Part of a data file
+-------+

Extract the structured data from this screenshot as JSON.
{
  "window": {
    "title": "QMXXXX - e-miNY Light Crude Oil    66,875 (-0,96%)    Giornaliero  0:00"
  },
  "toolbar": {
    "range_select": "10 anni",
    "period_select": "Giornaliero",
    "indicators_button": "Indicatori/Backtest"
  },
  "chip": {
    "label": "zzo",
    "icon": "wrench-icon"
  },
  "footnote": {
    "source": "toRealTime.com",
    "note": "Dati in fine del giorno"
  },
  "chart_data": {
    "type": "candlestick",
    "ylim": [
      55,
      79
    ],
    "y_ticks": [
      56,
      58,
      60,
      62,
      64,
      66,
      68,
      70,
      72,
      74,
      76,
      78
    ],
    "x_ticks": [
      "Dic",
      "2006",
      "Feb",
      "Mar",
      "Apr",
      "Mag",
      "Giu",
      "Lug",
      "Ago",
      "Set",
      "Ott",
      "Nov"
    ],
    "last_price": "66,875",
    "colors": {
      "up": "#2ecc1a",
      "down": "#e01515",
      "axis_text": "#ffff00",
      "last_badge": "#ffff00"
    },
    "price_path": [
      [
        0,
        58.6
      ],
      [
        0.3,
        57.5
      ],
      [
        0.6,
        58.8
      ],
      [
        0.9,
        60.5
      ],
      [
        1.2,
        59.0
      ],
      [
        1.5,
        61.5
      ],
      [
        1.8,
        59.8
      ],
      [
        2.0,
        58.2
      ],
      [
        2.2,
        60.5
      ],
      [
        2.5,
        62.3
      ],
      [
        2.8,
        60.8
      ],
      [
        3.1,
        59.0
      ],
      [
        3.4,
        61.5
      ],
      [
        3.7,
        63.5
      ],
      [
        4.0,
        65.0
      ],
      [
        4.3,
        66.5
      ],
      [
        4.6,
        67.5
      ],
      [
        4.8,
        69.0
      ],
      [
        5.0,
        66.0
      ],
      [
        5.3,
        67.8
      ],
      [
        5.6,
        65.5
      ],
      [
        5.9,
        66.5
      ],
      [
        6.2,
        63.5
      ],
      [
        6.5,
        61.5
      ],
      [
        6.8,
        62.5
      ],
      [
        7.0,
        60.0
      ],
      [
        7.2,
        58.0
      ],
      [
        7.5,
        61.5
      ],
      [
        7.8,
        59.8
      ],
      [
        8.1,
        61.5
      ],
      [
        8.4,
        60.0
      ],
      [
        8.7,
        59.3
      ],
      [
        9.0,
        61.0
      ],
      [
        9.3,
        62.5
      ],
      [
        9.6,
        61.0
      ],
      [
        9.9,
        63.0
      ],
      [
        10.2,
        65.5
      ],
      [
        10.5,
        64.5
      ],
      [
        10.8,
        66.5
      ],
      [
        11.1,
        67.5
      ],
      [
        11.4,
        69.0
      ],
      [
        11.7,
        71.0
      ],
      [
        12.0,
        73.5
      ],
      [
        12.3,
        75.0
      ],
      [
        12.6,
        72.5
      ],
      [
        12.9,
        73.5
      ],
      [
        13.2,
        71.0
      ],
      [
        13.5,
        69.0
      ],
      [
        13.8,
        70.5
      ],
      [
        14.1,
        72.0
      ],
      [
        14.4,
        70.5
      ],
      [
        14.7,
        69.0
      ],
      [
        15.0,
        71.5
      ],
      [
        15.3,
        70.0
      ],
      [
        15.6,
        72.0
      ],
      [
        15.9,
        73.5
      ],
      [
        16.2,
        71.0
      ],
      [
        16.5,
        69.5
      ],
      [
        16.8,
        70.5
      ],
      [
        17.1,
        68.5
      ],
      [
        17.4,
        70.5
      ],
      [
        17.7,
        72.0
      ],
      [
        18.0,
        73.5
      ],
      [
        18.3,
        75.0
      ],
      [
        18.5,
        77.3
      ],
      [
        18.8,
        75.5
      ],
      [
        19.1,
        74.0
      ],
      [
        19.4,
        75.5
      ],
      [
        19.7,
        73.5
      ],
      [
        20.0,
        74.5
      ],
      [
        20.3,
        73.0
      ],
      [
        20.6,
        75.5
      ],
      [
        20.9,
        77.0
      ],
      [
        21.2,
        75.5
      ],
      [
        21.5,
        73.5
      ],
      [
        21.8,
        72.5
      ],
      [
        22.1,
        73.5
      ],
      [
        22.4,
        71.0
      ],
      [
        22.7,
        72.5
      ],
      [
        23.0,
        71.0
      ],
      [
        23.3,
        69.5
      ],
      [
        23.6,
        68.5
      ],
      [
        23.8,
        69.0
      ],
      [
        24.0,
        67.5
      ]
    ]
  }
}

+-------+

> DIRECTIONS FOR THIS TASK
Gather each line of the records holding the string "Giornaliero".

> OUTPUT OF THE EXERCISE
    "title": "QMXXXX - e-miNY Light Crude Oil    66,875 (-0,96%)    Giornaliero  0:00"
    "period_select": "Giornaliero",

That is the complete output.